| INFORMATION SHOWN |
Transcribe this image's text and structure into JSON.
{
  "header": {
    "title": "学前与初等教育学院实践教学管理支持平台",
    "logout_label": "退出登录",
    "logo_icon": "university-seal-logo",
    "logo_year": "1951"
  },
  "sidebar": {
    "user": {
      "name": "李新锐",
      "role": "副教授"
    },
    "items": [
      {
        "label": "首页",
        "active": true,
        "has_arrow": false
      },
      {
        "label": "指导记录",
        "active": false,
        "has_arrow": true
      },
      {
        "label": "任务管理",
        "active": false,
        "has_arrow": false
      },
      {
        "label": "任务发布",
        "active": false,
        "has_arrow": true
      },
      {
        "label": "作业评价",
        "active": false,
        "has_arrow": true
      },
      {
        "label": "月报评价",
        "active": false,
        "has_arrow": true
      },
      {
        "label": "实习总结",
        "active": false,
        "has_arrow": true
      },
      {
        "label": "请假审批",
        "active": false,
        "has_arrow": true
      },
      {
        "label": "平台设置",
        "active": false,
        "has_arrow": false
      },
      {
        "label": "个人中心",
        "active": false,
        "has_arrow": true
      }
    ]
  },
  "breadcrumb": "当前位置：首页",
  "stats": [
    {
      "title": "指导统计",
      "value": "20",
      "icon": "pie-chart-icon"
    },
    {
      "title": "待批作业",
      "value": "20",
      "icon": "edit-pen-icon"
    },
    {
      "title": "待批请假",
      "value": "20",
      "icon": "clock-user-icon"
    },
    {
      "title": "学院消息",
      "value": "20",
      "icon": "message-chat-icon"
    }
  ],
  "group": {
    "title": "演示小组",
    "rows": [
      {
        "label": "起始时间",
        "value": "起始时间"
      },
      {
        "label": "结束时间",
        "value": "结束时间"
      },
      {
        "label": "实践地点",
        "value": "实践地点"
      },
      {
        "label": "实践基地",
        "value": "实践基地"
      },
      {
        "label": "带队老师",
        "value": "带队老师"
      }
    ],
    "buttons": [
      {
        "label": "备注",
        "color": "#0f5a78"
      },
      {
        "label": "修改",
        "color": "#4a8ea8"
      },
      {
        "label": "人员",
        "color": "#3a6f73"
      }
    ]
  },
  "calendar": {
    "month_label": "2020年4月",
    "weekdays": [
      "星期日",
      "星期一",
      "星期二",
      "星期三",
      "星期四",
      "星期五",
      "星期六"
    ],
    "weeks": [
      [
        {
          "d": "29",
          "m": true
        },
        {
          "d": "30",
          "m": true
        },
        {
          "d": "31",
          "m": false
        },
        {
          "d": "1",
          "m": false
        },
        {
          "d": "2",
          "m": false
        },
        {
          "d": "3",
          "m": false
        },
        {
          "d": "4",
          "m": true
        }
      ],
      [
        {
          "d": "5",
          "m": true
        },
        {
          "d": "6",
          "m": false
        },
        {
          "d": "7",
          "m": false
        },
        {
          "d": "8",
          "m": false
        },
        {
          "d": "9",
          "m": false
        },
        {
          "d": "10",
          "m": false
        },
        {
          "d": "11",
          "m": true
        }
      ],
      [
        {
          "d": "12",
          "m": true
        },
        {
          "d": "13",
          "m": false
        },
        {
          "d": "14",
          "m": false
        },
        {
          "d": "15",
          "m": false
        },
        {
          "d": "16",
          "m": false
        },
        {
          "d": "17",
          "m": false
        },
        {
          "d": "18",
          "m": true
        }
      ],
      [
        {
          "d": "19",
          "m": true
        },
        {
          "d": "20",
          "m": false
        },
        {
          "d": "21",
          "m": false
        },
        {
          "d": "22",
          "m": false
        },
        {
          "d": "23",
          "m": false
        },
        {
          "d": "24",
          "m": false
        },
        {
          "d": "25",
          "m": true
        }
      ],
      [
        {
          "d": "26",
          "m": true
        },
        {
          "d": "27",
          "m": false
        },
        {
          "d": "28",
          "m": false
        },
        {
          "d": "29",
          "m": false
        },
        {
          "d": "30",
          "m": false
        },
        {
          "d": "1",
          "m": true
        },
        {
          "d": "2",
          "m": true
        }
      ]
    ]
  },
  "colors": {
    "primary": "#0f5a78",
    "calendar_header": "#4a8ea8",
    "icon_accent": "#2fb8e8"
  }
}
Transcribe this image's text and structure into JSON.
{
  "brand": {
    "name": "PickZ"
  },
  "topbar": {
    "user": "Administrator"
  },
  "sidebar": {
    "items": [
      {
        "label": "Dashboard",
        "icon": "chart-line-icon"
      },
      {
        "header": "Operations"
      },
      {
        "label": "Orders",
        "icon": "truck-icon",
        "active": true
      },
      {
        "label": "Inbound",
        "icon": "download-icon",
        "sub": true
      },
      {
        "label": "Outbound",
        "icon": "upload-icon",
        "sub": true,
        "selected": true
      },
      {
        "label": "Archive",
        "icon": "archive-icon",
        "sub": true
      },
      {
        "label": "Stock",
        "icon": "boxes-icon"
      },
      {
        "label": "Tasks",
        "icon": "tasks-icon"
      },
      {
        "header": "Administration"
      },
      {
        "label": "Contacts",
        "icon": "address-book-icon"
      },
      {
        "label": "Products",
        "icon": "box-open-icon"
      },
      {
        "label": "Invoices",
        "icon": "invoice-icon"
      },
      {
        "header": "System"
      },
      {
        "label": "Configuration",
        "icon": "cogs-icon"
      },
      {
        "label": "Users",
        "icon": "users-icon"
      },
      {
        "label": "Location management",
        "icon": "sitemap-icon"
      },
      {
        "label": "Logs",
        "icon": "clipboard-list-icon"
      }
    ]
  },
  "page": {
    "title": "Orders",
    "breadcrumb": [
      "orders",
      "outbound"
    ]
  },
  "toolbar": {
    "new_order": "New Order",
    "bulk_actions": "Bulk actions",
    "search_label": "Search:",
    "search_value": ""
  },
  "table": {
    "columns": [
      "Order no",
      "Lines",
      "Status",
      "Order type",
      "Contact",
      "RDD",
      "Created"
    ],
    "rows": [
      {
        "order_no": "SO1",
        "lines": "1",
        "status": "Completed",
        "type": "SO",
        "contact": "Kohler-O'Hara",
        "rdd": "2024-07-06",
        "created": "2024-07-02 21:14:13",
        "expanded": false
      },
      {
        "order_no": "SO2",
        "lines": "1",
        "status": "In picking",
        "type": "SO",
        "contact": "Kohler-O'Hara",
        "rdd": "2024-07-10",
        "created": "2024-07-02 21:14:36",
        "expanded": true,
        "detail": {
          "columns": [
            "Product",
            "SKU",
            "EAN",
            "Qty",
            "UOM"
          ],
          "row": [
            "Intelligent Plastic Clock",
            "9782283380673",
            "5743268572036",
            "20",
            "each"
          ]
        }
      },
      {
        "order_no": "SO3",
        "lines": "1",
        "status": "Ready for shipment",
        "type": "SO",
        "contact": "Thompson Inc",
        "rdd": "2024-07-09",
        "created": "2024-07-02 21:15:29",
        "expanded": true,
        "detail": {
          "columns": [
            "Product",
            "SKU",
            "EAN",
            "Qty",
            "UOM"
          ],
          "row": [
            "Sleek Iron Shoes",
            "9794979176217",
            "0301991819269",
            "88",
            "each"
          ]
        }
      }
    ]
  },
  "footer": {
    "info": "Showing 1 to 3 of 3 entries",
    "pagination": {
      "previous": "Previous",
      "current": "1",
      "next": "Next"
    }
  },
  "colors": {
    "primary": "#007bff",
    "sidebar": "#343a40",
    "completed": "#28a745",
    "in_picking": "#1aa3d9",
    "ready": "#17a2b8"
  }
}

| EXERCISE GOAL |
Write the material out exactly, with nothing left out.

| FINAL RESULT |
Transcribe this image's text and structure into JSON.
{
  "header": {
    "title": "学前与初等教育学院实践教学管理支持平台",
    "logout_label": "退出登录",
    "logo_icon": "university-seal-logo",
    "logo_year": "1951"
  },
  "sidebar": {
    "user": {
      "name": "李新锐",
      "role": "副教授"
    },
    "items": [
      {
        "label": "首页",
        "active": true,
        "has_arrow": false
      },
      {
        "label": "指导记录",
        "active": false,
        "has_arrow": true
      },
      {
        "label": "任务管理",
        "active": false,
        "has_arrow": false
      },
      {
        "label": "任务发布",
        "active": false,
        "has_arrow": true
      },
      {
        "label": "作业评价",
        "active": false,
        "has_arrow": true
      },
      {
        "label": "月报评价",
        "active": false,
        "has_arrow": true
      },
      {
        "label": "实习总结",
        "active": false,
        "has_arrow": true
      },
      {
        "label": "请假审批",
        "active": false,
        "has_arrow": true
      },
      {
        "label": "平台设置",
        "active": false,
        "has_arrow": false
      },
      {
        "label": "个人中心",
        "active": false,
        "has_arrow": true
      }
    ]
  },
  "breadcrumb": "当前位置：首页",
  "stats": [
    {
      "title": "指导统计",
      "value": "20",
      "icon": "pie-chart-icon"
    },
    {
      "title": "待批作业",
      "value": "20",
      "icon": "edit-pen-icon"
    },
    {
      "title": "待批请假",
      "value": "20",
      "icon": "clock-user-icon"
    },
    {
      "title": "学院消息",
      "value": "20",
      "icon": "message-chat-icon"
    }
  ],
  "group": {
    "title": "演示小组",
    "rows": [
      {
        "label": "起始时间",
        "value": "起始时间"
      },
      {
        "label": "结束时间",
        "value": "结束时间"
      },
      {
        "label": "实践地点",
        "value": "实践地点"
      },
      {
        "label": "实践基地",
        "value": "实践基地"
      },
      {
        "label": "带队老师",
        "value": "带队老师"
      }
    ],
    "buttons": [
      {
        "label": "备注",
        "color": "#0f5a78"
      },
      {
        "label": "修改",
        "color": "#4a8ea8"
      },
      {
        "label": "人员",
        "color": "#3a6f73"
      }
    ]
  },
  "calendar": {
    "month_label": "2020年4月",
    "weekdays": [
      "星期日",
      "星期一",
      "星期二",
      "星期三",
      "星期四",
      "星期五",
      "星期六"
    ],
    "weeks": [
      [
        {
          "d": "29",
          "m": true
        },
        {
          "d": "30",
          "m": true
        },
        {
          "d": "31",
          "m": false
        },
        {
          "d": "1",
          "m": false
        },
        {
          "d": "2",
          "m": false
        },
        {
          "d": "3",
          "m": false
        },
        {
          "d": "4",
          "m": true
        }
      ],
      [
        {
          "d": "5",
          "m": true
        },
        {
          "d": "6",
          "m": false
        },
        {
          "d": "7",
          "m": false
        },
        {
          "d": "8",
          "m": false
        },
        {
          "d": "9",
          "m": false
        },
        {
          "d": "10",
          "m": false
        },
        {
          "d": "11",
          "m": true
        }
      ],
      [
        {
          "d": "12",
          "m": true
        },
        {
          "d": "13",
          "m": false
        },
        {
          "d": "14",
          "m": false
        },
        {
          "d": "15",
          "m": false
        },
        {
          "d": "16",
          "m": false
        },
        {
          "d": "17",
          "m": false
        },
        {
          "d": "18",
          "m": true
        }
      ],
      [
        {
          "d": "19",
          "m": true
        },
        {
          "d": "20",
          "m": false
        },
        {
          "d": "21",
          "m": false
        },
        {
          "d": "22",
          "m": false
        },
        {
          "d": "23",
          "m": false
        },
        {
          "d": "24",
          "m": false
        },
        {
          "d": "25",
          "m": true
        }
      ],
      [
        {
          "d": "26",
          "m": true
        },
        {
          "d": "27",
          "m": false
        },
        {
          "d": "28",
          "m": false
        },
        {
          "d": "29",
          "m": false
        },
        {
          "d": "30",
          "m": false
        },
        {
          "d": "1",
          "m": true
        },
        {
          "d": "2",
          "m": true
        }
      ]
    ]
  },
  "colors": {
    "primary": "#0f5a78",
    "calendar_header": "#4a8ea8",
    "icon_accent": "#2fb8e8"
  }
}
Transcribe this image's text and structure into JSON.
{
  "brand": {
    "name": "PickZ"
  },
  "topbar": {
    "user": "Administrator"
  },
  "sidebar": {
    "items": [
      {
        "label": "Dashboard",
        "icon": "chart-line-icon"
      },
      {
        "header": "Operations"
      },
      {
        "label": "Orders",
        "icon": "truck-icon",
        "active": true
      },
      {
        "label": "Inbound",
        "icon": "download-icon",
        "sub": true
      },
      {
        "label": "Outbound",
        "icon": "upload-icon",
        "sub": true,
        "selected": true
      },
      {
        "label": "Archive",
        "icon": "archive-icon",
        "sub": true
      },
      {
        "label": "Stock",
        "icon": "boxes-icon"
      },
      {
        "label": "Tasks",
        "icon": "tasks-icon"
      },
      {
        "header": "Administration"
      },
      {
        "label": "Contacts",
        "icon": "address-book-icon"
      },
      {
        "label": "Products",
        "icon": "box-open-icon"
      },
      {
        "label": "Invoices",
        "icon": "invoice-icon"
      },
      {
        "header": "System"
      },
      {
        "label": "Configuration",
        "icon": "cogs-icon"
      },
      {
        "label": "Users",
        "icon": "users-icon"
      },
      {
        "label": "Location management",
        "icon": "sitemap-icon"
      },
      {
        "label": "Logs",
        "icon": "clipboard-list-icon"
      }
    ]
  },
  "page": {
    "title": "Orders",
    "breadcrumb": [
      "orders",
      "outbound"
    ]
  },
  "toolbar": {
    "new_order": "New Order",
    "bulk_actions": "Bulk actions",
    "search_label": "Search:",
    "search_value": ""
  },
  "table": {
    "columns": [
      "Order no",
      "Lines",
      "Status",
      "Order type",
      "Contact",
      "RDD",
      "Created"
    ],
    "rows": [
      {
        "order_no": "SO1",
        "lines": "1",
        "status": "Completed",
        "type": "SO",
        "contact": "Kohler-O'Hara",
        "rdd": "2024-07-06",
        "created": "2024-07-02 21:14:13",
        "expanded": false
      },
      {
        "order_no": "SO2",
        "lines": "1",
        "status": "In picking",
        "type": "SO",
        "contact": "Kohler-O'Hara",
        "rdd": "2024-07-10",
        "created": "2024-07-02 21:14:36",
        "expanded": true,
        "detail": {
          "columns": [
            "Product",
            "SKU",
            "EAN",
            "Qty",
            "UOM"
          ],
          "row": [
            "Intelligent Plastic Clock",
            "9782283380673",
            "5743268572036",
            "20",
            "each"
          ]
        }
      },
      {
        "order_no": "SO3",
        "lines": "1",
        "status": "Ready for shipment",
        "type": "SO",
        "contact": "Thompson Inc",
        "rdd": "2024-07-09",
        "created": "2024-07-02 21:15:29",
        "expanded": true,
        "detail": {
          "columns": [
            "Product",
            "SKU",
            "EAN",
            "Qty",
            "UOM"
          ],
          "row": [
            "Sleek Iron Shoes",
            "9794979176217",
            "0301991819269",
            "88",
            "each"
          ]
        }
      }
    ]
  },
  "footer": {
    "info": "Showing 1 to 3 of 3 entries",
    "pagination": {
      "previous": "Previous",
      "current": "1",
      "next": "Next"
    }
  },
  "colors": {
    "primary": "#007bff",
    "sidebar": "#343a40",
    "completed": "#28a745",
    "in_picking": "#1aa3d9",
    "ready": "#17a2b8"
  }
}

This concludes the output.